> _TASK TO COMPLETE_
Without the images, write out the whole listing exactly.
Start of RECORDED INFORMATION
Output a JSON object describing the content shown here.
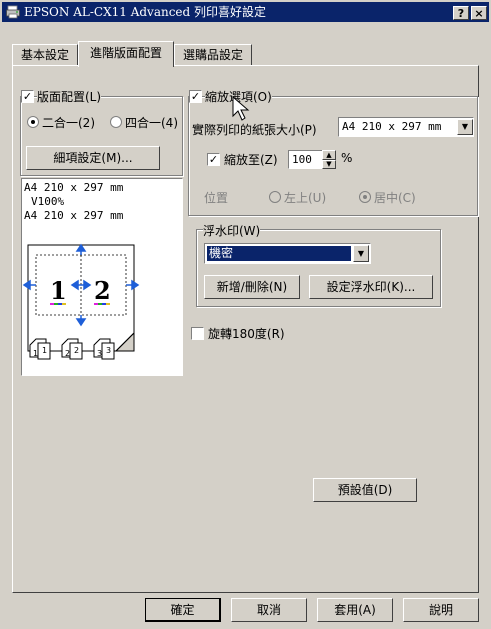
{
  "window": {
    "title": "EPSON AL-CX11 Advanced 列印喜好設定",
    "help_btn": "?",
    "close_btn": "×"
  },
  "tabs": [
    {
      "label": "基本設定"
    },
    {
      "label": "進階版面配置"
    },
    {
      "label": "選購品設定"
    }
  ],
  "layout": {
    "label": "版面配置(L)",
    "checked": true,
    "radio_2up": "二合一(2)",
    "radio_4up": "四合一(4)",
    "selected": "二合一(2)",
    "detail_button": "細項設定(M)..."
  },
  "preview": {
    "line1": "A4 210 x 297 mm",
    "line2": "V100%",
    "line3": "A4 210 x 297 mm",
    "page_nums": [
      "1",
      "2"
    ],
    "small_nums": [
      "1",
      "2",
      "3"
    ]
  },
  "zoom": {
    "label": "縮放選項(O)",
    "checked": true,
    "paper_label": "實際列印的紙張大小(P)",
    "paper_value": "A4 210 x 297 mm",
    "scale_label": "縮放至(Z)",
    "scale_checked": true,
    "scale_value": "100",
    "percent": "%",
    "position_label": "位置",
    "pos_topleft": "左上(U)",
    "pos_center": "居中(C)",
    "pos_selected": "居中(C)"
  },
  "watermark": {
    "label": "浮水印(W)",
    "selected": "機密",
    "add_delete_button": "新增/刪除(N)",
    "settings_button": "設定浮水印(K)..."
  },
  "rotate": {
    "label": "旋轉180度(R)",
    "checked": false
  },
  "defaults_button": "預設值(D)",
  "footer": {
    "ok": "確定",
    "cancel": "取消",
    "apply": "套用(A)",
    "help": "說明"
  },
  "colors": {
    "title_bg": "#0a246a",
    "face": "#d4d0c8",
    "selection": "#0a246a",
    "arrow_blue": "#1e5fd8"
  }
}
End of RECORDED INFORMATION
> _RESPONSE BELOW_
Output a JSON object describing the content shown here.
{
  "window": {
    "title": "EPSON AL-CX11 Advanced 列印喜好設定",
    "help_btn": "?",
    "close_btn": "×"
  },
  "tabs": [
    {
      "label": "基本設定"
    },
    {
      "label": "進階版面配置"
    },
    {
      "label": "選購品設定"
    }
  ],
  "layout": {
    "label": "版面配置(L)",
    "checked": true,
    "radio_2up": "二合一(2)",
    "radio_4up": "四合一(4)",
    "selected": "二合一(2)",
    "detail_button": "細項設定(M)..."
  },
  "preview": {
    "line1": "A4 210 x 297 mm",
    "line2": "V100%",
    "line3": "A4 210 x 297 mm",
    "page_nums": [
      "1",
      "2"
    ],
    "small_nums": [
      "1",
      "2",
      "3"
    ]
  },
  "zoom": {
    "label": "縮放選項(O)",
    "checked": true,
    "paper_label": "實際列印的紙張大小(P)",
    "paper_value": "A4 210 x 297 mm",
    "scale_label": "縮放至(Z)",
    "scale_checked": true,
    "scale_value": "100",
    "percent": "%",
    "position_label": "位置",
    "pos_topleft": "左上(U)",
    "pos_center": "居中(C)",
    "pos_selected": "居中(C)"
  },
  "watermark": {
    "label": "浮水印(W)",
    "selected": "機密",
    "add_delete_button": "新增/刪除(N)",
    "settings_button": "設定浮水印(K)..."
  },
  "rotate": {
    "label": "旋轉180度(R)",
    "checked": false
  },
  "defaults_button": "預設值(D)",
  "footer": {
    "ok": "確定",
    "cancel": "取消",
    "apply": "套用(A)",
    "help": "說明"
  },
  "colors": {
    "title_bg": "#0a246a",
    "face": "#d4d0c8",
    "selection": "#0a246a",
    "arrow_blue": "#1e5fd8"
  }
}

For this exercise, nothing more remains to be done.